> TRECHO PARA LEITURA
══════════
Outro sintoma comum é a desorientação temporal e espacial, além da dificuldade em se expressar. "Confundir dias da semana, perder a noção de datas importantes ou até se perder em lugares familiares, são fatores de atenção. O paciente também pode encontrar dificuldade para encontrar palavras e até usar expressões inadequadas", acrescentou.
Tratamento e prevenção
Apesar do quadro assustador, um diagnóstico precoce é crucial para o enfrentamento da doença. No Distrito Federal, a Secretaria de Saúde (SES) disponibiliza atendimento médico para pessoas com Alzheimer nas unidades da atenção primária e nos ambulatórios da atenção especializada, como em geriatria, neurologia e psiquiatria, que podem ser encontrados nas policlínicas.
Segundo a pasta, a orientação é que, caso perceba que um familiar esteja apresentando prejuízo cognitivo progressivo, como alteração de memória, atenção, orientação, linguagem, capacidade de organização e planejamento, por exemplo, é necessário procurar a unidade de saúde da atenção primária mais próximo de sua residência para uma avaliação médica. Em caso de suspeita e, se julgar necessário, o médico de família irá encaminhar o paciente para uma avaliação especializada.
O neurologista do hospital Anchieta Lucas Cruz comenta sobre alguns tratamentos que podem retardar a progressão do Alzheimer. " Os medicamentos mais utilizados pertencem à classe dos anticolinesterásicos, que atuam na memória e cognição. Além deles, medidas não farmacológicas como estimulação cognitiva, fisioterapia, acompanhamento psicológico e apoio multiprofissional desempenham um papel fundamental", disse. Para o especialista, o suporte da família é essencial. "O cuidado diário influencia diretamente o bem-estar do paciente e de quem convive com ele", acrescentou.
══════════
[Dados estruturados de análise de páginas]
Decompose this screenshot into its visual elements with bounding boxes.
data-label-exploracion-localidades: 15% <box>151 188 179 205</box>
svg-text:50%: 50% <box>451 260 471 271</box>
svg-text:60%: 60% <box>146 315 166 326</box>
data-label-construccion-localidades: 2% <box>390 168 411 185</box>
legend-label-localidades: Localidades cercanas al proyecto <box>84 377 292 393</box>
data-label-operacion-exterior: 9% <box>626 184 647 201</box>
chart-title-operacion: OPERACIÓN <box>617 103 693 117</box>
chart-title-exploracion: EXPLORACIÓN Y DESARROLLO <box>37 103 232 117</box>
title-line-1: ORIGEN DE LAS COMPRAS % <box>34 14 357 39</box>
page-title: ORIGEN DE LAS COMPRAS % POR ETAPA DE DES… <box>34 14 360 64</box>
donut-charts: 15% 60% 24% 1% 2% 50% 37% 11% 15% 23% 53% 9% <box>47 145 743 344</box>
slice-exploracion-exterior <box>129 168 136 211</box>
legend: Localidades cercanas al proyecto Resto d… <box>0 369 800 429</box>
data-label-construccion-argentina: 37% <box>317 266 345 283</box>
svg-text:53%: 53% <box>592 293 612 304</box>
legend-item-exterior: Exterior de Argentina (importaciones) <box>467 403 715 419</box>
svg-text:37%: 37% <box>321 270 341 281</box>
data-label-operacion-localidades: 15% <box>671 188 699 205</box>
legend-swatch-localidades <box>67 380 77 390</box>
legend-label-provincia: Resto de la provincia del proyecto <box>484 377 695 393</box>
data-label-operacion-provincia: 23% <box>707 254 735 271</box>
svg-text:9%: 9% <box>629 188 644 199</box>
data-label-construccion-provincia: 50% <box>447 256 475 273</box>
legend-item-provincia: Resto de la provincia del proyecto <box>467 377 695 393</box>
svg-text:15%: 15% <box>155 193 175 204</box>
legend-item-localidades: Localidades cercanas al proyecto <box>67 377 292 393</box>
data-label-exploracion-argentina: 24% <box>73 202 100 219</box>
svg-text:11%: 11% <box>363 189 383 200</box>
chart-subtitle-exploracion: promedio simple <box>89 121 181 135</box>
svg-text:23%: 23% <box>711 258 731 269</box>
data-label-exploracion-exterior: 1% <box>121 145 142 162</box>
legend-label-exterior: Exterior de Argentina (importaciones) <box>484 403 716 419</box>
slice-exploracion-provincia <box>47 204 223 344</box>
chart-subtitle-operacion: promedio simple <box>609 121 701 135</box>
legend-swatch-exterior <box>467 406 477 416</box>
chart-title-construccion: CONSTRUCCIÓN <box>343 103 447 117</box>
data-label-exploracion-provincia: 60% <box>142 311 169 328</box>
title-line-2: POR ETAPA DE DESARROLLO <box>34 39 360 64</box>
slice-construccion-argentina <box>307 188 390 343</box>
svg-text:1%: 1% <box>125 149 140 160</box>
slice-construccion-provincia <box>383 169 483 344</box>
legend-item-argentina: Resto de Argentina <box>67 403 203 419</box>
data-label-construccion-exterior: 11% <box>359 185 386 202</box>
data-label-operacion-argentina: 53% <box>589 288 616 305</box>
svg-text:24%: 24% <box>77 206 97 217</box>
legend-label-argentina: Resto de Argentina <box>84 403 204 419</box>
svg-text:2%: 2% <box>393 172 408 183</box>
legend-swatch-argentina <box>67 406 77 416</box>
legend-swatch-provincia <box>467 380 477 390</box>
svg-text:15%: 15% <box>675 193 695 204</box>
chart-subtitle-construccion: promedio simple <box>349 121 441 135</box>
══════════
> REQUISITOS DA TAREFA
Pode transcrever, sem nenhuma alteração, a parte do texto sobre o Alzheimer que vai de "Tratamento e prevenção" até "uma avaliação especializada.", incluindo esse final?

> RESPOSTA DA TAREFA
Tratamento e prevenção
Apesar do quadro assustador, um diagnóstico precoce é crucial para o enfrentamento da doença. No Distrito Federal, a Secretaria de Saúde (SES) disponibiliza atendimento médico para pessoas com Alzheimer nas unidades da atenção primária e nos ambulatórios da atenção especializada, como em geriatria, neurologia e psiquiatria, que podem ser encontrados nas policlínicas.
Segundo a pasta, a orientação é que, caso perceba que um familiar esteja apresentando prejuízo cognitivo progressivo, como alteração de memória, atenção, orientação, linguagem, capacidade de organização e planejamento, por exemplo, é necessário procurar a unidade de saúde da atenção primária mais próximo de sua residência para uma avaliação médica. Em caso de suspeita e, se julgar necessário, o médico de família irá encaminhar o paciente para uma avaliação especializada.